## [Records to use]
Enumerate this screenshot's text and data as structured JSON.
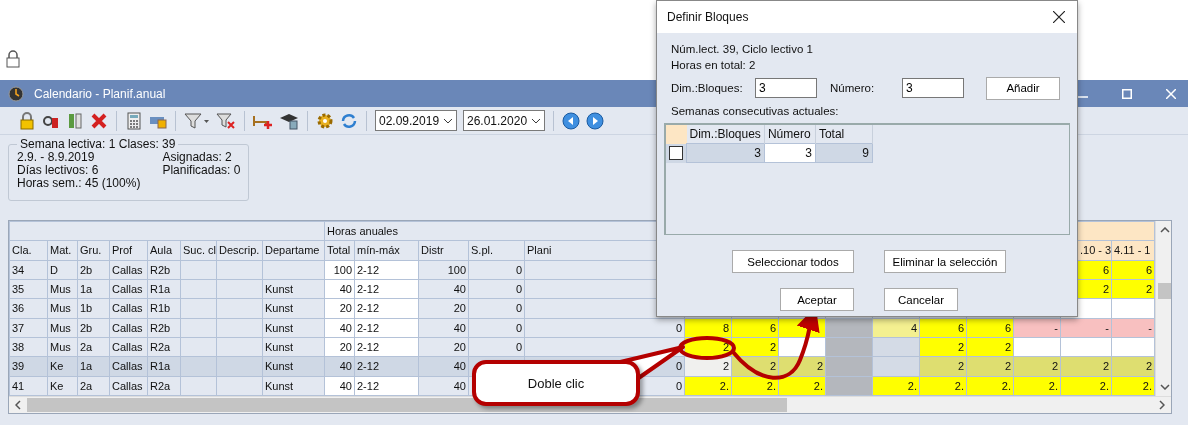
{
  "window": {
    "title": "Calendario - Planif.anual"
  },
  "toolbar": {
    "date_from": "02.09.2019",
    "date_to": "26.01.2020"
  },
  "summary": {
    "legend": "Semana lectiva: 1  Clases: 39",
    "left": [
      "2.9. - 8.9.2019",
      "Días lectivos: 6",
      "Horas sem.: 45 (100%)"
    ],
    "right": [
      "Asignadas: 2",
      "Planificadas: 0"
    ]
  },
  "table": {
    "group_header": "Horas anuales",
    "columns": [
      "Cla.",
      "Mat.",
      "Gru.",
      "Prof",
      "Aula",
      "Suc. cl",
      "Descrip.",
      "Departame",
      "Total",
      "mín-máx",
      "Distr",
      "S.pl.",
      "Plani"
    ],
    "week_headers": [
      ".10 - 3",
      "4.11 - 1"
    ],
    "rows": [
      {
        "cla": "34",
        "mat": "D",
        "gru": "2b",
        "prof": "Callas",
        "aula": "R2b",
        "total": "100",
        "minmax": "2-12",
        "distr": "100",
        "spl": "0",
        "selected": false,
        "weeks": [
          {
            "text": "6",
            "color": "#ffff00"
          },
          {
            "text": "6",
            "color": "#ffff00"
          }
        ]
      },
      {
        "cla": "35",
        "mat": "Mus",
        "gru": "1a",
        "prof": "Callas",
        "aula": "R1a",
        "dept": "Kunst",
        "total": "40",
        "minmax": "2-12",
        "distr": "40",
        "spl": "0",
        "selected": false,
        "weeks": [
          {
            "text": "2",
            "color": "#ffff00"
          },
          {
            "text": "2",
            "color": "#ffff00"
          }
        ]
      },
      {
        "cla": "36",
        "mat": "Mus",
        "gru": "1b",
        "prof": "Callas",
        "aula": "R1b",
        "dept": "Kunst",
        "total": "20",
        "minmax": "2-12",
        "distr": "20",
        "spl": "0",
        "selected": false,
        "weeks": [
          {
            "color": "#ffffff"
          },
          {
            "color": "#ffffff"
          }
        ]
      },
      {
        "cla": "37",
        "mat": "Mus",
        "gru": "2b",
        "prof": "Callas",
        "aula": "R2b",
        "dept": "Kunst",
        "total": "40",
        "minmax": "2-12",
        "distr": "40",
        "spl": "0",
        "plani": "0",
        "selected": false,
        "weeks": [
          {
            "text": "8",
            "color": "#ffff00"
          },
          {
            "text": "6",
            "color": "#ffff00"
          },
          {
            "color": "#ffff00"
          },
          {
            "color": "#b4b7bd"
          },
          {
            "text": "4",
            "color": "#f4f090"
          },
          {
            "text": "6",
            "color": "#ffff00"
          },
          {
            "text": "6",
            "color": "#ffff00"
          },
          {
            "text": "-",
            "color": "#f8c0c0"
          },
          {
            "text": "-",
            "color": "#f8c0c0"
          },
          {
            "text": "-",
            "color": "#f8c0c0"
          }
        ]
      },
      {
        "cla": "38",
        "mat": "Mus",
        "gru": "2a",
        "prof": "Callas",
        "aula": "R2a",
        "dept": "Kunst",
        "total": "20",
        "minmax": "2-12",
        "distr": "20",
        "spl": "0",
        "selected": false,
        "weeks": [
          {
            "text": "2",
            "color": "#ffff00"
          },
          {
            "text": "2",
            "color": "#ffff00"
          },
          {
            "color": "#ffffff"
          },
          {
            "color": "#b4b7bd"
          },
          {
            "color": "#d4dbe6"
          },
          {
            "text": "2",
            "color": "#ffff00"
          },
          {
            "text": "2",
            "color": "#ffff00"
          },
          {
            "color": "#ffffff"
          },
          {
            "color": "#ffffff"
          },
          {
            "color": "#ffffff"
          }
        ]
      },
      {
        "cla": "39",
        "mat": "Ke",
        "gru": "1a",
        "prof": "Callas",
        "aula": "R1a",
        "dept": "Kunst",
        "total": "40",
        "minmax": "2-12",
        "distr": "40",
        "plani": "0",
        "selected": true,
        "weeks": [
          {
            "text": "2",
            "color": "#f0f0ee"
          },
          {
            "text": "2",
            "color": "#dede70"
          },
          {
            "text": "2",
            "color": "#dede70"
          },
          {
            "color": "#b4b7bd"
          },
          {
            "color": "#d4dbe6"
          },
          {
            "text": "2",
            "color": "#dede70"
          },
          {
            "text": "2",
            "color": "#dede70"
          },
          {
            "text": "2",
            "color": "#dede70"
          },
          {
            "text": "2",
            "color": "#dede70"
          },
          {
            "text": "2",
            "color": "#dede70"
          }
        ]
      },
      {
        "cla": "41",
        "mat": "Ke",
        "gru": "2a",
        "prof": "Callas",
        "aula": "R2a",
        "dept": "Kunst",
        "total": "40",
        "minmax": "2-12",
        "distr": "40",
        "plani": "0",
        "selected": false,
        "weeks": [
          {
            "text": "2.",
            "color": "#ffff00"
          },
          {
            "text": "2.",
            "color": "#ffff00"
          },
          {
            "text": "2.",
            "color": "#ffff00"
          },
          {
            "color": "#b4b7bd"
          },
          {
            "text": "2.",
            "color": "#ffff00"
          },
          {
            "text": "2.",
            "color": "#ffff00"
          },
          {
            "text": "2.",
            "color": "#ffff00"
          },
          {
            "text": "2.",
            "color": "#ffff00"
          },
          {
            "text": "2.",
            "color": "#ffff00"
          },
          {
            "text": "2.",
            "color": "#ffff00"
          }
        ]
      }
    ]
  },
  "dialog": {
    "title": "Definir Bloques",
    "lines": [
      "Núm.lect. 39, Ciclo lectivo 1",
      "Horas en total: 2"
    ],
    "size_label": "Dim.:Bloques:",
    "size_value": "3",
    "number_label": "Número:",
    "number_value": "3",
    "add_button": "Añadir",
    "list_label": "Semanas consecutivas actuales:",
    "grid": {
      "columns": [
        "Dim.:Bloques",
        "Número",
        "Total"
      ],
      "rows": [
        {
          "checked": false,
          "cells": [
            "3",
            "3",
            "9"
          ]
        }
      ]
    },
    "buttons": [
      "Seleccionar todos",
      "Eliminar la selección"
    ],
    "footer_buttons": [
      "Aceptar",
      "Cancelar"
    ]
  },
  "callout": {
    "text": "Doble clic"
  }
}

## [Do this]
Leave out the pictures and restate everything else word for word.

## [Answer to this task]
Enumerate this screenshot's text and data as structured JSON.
{
  "window": {
    "title": "Calendario - Planif.anual"
  },
  "toolbar": {
    "date_from": "02.09.2019",
    "date_to": "26.01.2020"
  },
  "summary": {
    "legend": "Semana lectiva: 1  Clases: 39",
    "left": [
      "2.9. - 8.9.2019",
      "Días lectivos: 6",
      "Horas sem.: 45 (100%)"
    ],
    "right": [
      "Asignadas: 2",
      "Planificadas: 0"
    ]
  },
  "table": {
    "group_header": "Horas anuales",
    "columns": [
      "Cla.",
      "Mat.",
      "Gru.",
      "Prof",
      "Aula",
      "Suc. cl",
      "Descrip.",
      "Departame",
      "Total",
      "mín-máx",
      "Distr",
      "S.pl.",
      "Plani"
    ],
    "week_headers": [
      ".10 - 3",
      "4.11 - 1"
    ],
    "rows": [
      {
        "cla": "34",
        "mat": "D",
        "gru": "2b",
        "prof": "Callas",
        "aula": "R2b",
        "total": "100",
        "minmax": "2-12",
        "distr": "100",
        "spl": "0",
        "selected": false,
        "weeks": [
          {
            "text": "6",
            "color": "#ffff00"
          },
          {
            "text": "6",
            "color": "#ffff00"
          }
        ]
      },
      {
        "cla": "35",
        "mat": "Mus",
        "gru": "1a",
        "prof": "Callas",
        "aula": "R1a",
        "dept": "Kunst",
        "total": "40",
        "minmax": "2-12",
        "distr": "40",
        "spl": "0",
        "selected": false,
        "weeks": [
          {
            "text": "2",
            "color": "#ffff00"
          },
          {
            "text": "2",
            "color": "#ffff00"
          }
        ]
      },
      {
        "cla": "36",
        "mat": "Mus",
        "gru": "1b",
        "prof": "Callas",
        "aula": "R1b",
        "dept": "Kunst",
        "total": "20",
        "minmax": "2-12",
        "distr": "20",
        "spl": "0",
        "selected": false,
        "weeks": [
          {
            "color": "#ffffff"
          },
          {
            "color": "#ffffff"
          }
        ]
      },
      {
        "cla": "37",
        "mat": "Mus",
        "gru": "2b",
        "prof": "Callas",
        "aula": "R2b",
        "dept": "Kunst",
        "total": "40",
        "minmax": "2-12",
        "distr": "40",
        "spl": "0",
        "plani": "0",
        "selected": false,
        "weeks": [
          {
            "text": "8",
            "color": "#ffff00"
          },
          {
            "text": "6",
            "color": "#ffff00"
          },
          {
            "color": "#ffff00"
          },
          {
            "color": "#b4b7bd"
          },
          {
            "text": "4",
            "color": "#f4f090"
          },
          {
            "text": "6",
            "color": "#ffff00"
          },
          {
            "text": "6",
            "color": "#ffff00"
          },
          {
            "text": "-",
            "color": "#f8c0c0"
          },
          {
            "text": "-",
            "color": "#f8c0c0"
          },
          {
            "text": "-",
            "color": "#f8c0c0"
          }
        ]
      },
      {
        "cla": "38",
        "mat": "Mus",
        "gru": "2a",
        "prof": "Callas",
        "aula": "R2a",
        "dept": "Kunst",
        "total": "20",
        "minmax": "2-12",
        "distr": "20",
        "spl": "0",
        "selected": false,
        "weeks": [
          {
            "text": "2",
            "color": "#ffff00"
          },
          {
            "text": "2",
            "color": "#ffff00"
          },
          {
            "color": "#ffffff"
          },
          {
            "color": "#b4b7bd"
          },
          {
            "color": "#d4dbe6"
          },
          {
            "text": "2",
            "color": "#ffff00"
          },
          {
            "text": "2",
            "color": "#ffff00"
          },
          {
            "color": "#ffffff"
          },
          {
            "color": "#ffffff"
          },
          {
            "color": "#ffffff"
          }
        ]
      },
      {
        "cla": "39",
        "mat": "Ke",
        "gru": "1a",
        "prof": "Callas",
        "aula": "R1a",
        "dept": "Kunst",
        "total": "40",
        "minmax": "2-12",
        "distr": "40",
        "plani": "0",
        "selected": true,
        "weeks": [
          {
            "text": "2",
            "color": "#f0f0ee"
          },
          {
            "text": "2",
            "color": "#dede70"
          },
          {
            "text": "2",
            "color": "#dede70"
          },
          {
            "color": "#b4b7bd"
          },
          {
            "color": "#d4dbe6"
          },
          {
            "text": "2",
            "color": "#dede70"
          },
          {
            "text": "2",
            "color": "#dede70"
          },
          {
            "text": "2",
            "color": "#dede70"
          },
          {
            "text": "2",
            "color": "#dede70"
          },
          {
            "text": "2",
            "color": "#dede70"
          }
        ]
      },
      {
        "cla": "41",
        "mat": "Ke",
        "gru": "2a",
        "prof": "Callas",
        "aula": "R2a",
        "dept": "Kunst",
        "total": "40",
        "minmax": "2-12",
        "distr": "40",
        "plani": "0",
        "selected": false,
        "weeks": [
          {
            "text": "2.",
            "color": "#ffff00"
          },
          {
            "text": "2.",
            "color": "#ffff00"
          },
          {
            "text": "2.",
            "color": "#ffff00"
          },
          {
            "color": "#b4b7bd"
          },
          {
            "text": "2.",
            "color": "#ffff00"
          },
          {
            "text": "2.",
            "color": "#ffff00"
          },
          {
            "text": "2.",
            "color": "#ffff00"
          },
          {
            "text": "2.",
            "color": "#ffff00"
          },
          {
            "text": "2.",
            "color": "#ffff00"
          },
          {
            "text": "2.",
            "color": "#ffff00"
          }
        ]
      }
    ]
  },
  "dialog": {
    "title": "Definir Bloques",
    "lines": [
      "Núm.lect. 39, Ciclo lectivo 1",
      "Horas en total: 2"
    ],
    "size_label": "Dim.:Bloques:",
    "size_value": "3",
    "number_label": "Número:",
    "number_value": "3",
    "add_button": "Añadir",
    "list_label": "Semanas consecutivas actuales:",
    "grid": {
      "columns": [
        "Dim.:Bloques",
        "Número",
        "Total"
      ],
      "rows": [
        {
          "checked": false,
          "cells": [
            "3",
            "3",
            "9"
          ]
        }
      ]
    },
    "buttons": [
      "Seleccionar todos",
      "Eliminar la selección"
    ],
    "footer_buttons": [
      "Aceptar",
      "Cancelar"
    ]
  },
  "callout": {
    "text": "Doble clic"
  }
}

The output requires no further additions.